GIVEN REQUEST
Count only the lines of the records that hold "Item", then give the number without any other words.

PROVIDED RECORDS
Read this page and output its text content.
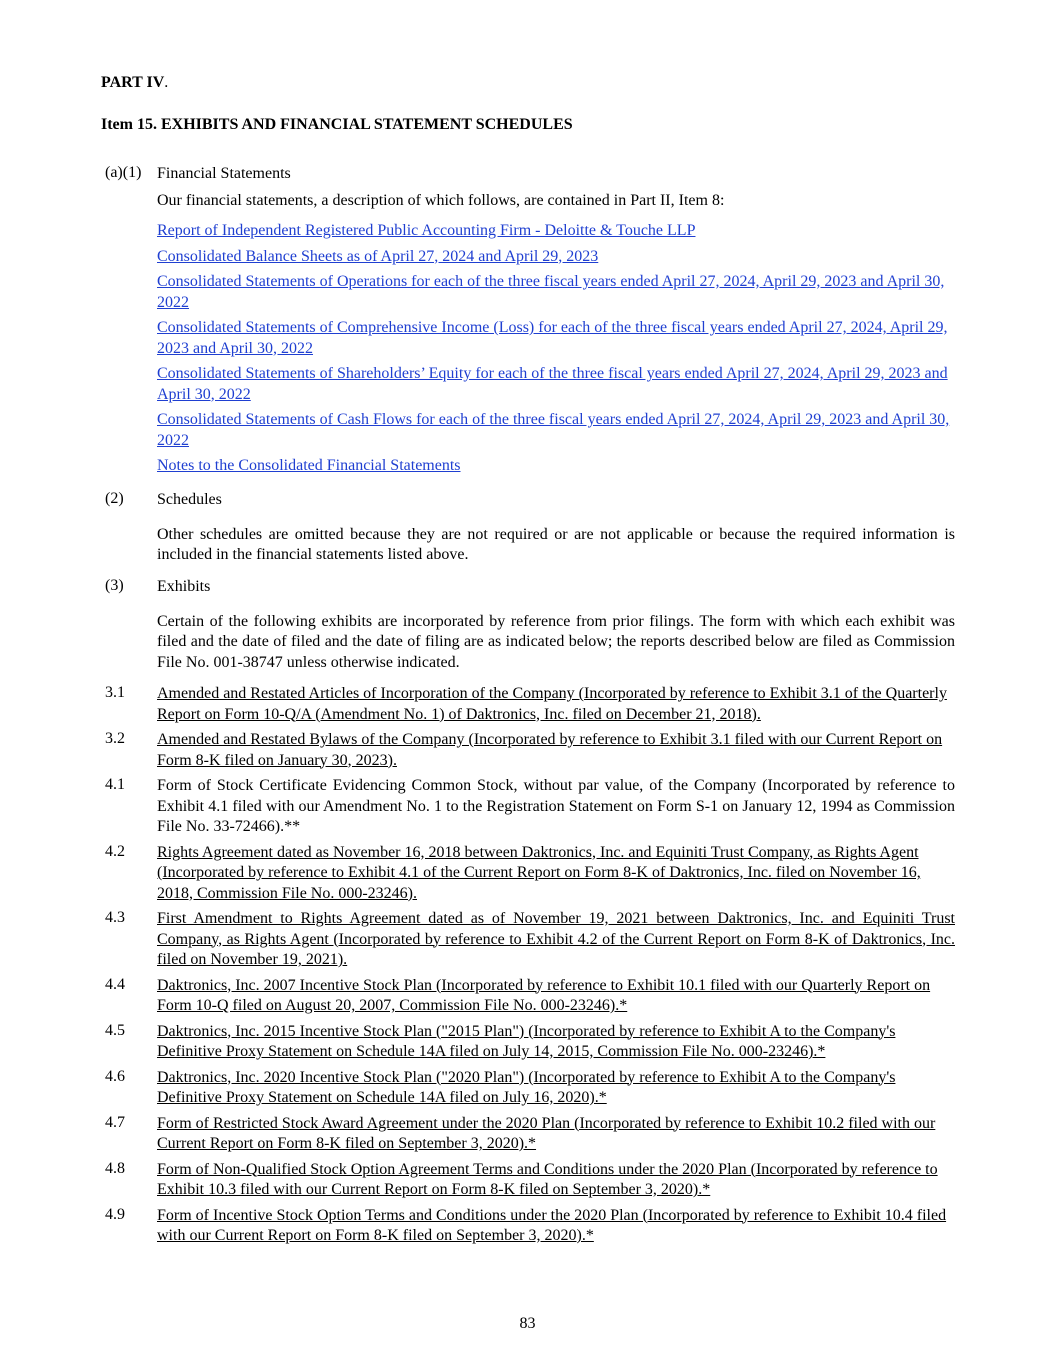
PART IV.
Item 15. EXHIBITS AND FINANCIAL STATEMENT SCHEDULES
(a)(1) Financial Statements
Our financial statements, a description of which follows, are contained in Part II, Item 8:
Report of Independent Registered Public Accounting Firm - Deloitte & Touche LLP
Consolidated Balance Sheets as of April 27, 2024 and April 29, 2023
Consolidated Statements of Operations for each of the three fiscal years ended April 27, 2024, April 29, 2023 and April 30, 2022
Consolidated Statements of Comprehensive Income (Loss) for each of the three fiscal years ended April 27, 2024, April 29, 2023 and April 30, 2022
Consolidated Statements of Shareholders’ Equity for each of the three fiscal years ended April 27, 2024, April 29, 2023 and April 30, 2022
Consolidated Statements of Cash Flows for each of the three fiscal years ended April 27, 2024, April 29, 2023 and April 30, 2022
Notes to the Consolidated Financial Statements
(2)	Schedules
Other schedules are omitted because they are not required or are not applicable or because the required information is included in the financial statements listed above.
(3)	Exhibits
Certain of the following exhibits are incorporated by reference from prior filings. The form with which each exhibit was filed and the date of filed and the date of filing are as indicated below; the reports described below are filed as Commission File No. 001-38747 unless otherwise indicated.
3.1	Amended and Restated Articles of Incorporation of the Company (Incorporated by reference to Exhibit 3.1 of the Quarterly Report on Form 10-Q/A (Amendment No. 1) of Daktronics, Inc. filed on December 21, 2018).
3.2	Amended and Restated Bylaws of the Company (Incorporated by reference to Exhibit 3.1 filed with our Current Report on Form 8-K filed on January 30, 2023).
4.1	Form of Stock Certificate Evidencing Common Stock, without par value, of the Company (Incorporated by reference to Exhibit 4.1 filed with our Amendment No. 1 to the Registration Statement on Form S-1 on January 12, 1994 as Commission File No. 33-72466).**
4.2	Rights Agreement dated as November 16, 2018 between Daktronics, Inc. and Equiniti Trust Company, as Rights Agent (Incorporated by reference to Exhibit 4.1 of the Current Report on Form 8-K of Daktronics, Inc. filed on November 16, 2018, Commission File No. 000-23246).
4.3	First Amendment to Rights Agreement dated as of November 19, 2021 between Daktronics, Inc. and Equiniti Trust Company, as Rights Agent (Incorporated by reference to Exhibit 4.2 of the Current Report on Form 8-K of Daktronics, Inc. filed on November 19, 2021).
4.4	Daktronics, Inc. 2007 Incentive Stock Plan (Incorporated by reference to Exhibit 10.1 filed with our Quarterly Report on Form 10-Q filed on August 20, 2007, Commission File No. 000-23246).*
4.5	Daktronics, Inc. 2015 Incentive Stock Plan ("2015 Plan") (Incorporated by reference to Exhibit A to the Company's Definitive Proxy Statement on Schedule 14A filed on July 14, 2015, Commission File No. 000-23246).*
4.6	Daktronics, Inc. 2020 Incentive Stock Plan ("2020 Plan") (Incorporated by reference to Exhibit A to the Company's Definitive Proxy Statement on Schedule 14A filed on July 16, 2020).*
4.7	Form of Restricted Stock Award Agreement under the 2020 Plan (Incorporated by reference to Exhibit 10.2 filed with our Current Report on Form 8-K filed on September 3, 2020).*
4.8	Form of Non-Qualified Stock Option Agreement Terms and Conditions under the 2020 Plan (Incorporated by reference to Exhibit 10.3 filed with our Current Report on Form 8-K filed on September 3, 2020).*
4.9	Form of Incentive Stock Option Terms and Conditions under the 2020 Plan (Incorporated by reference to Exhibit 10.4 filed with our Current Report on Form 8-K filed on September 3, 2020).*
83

WRITTEN ANSWER
2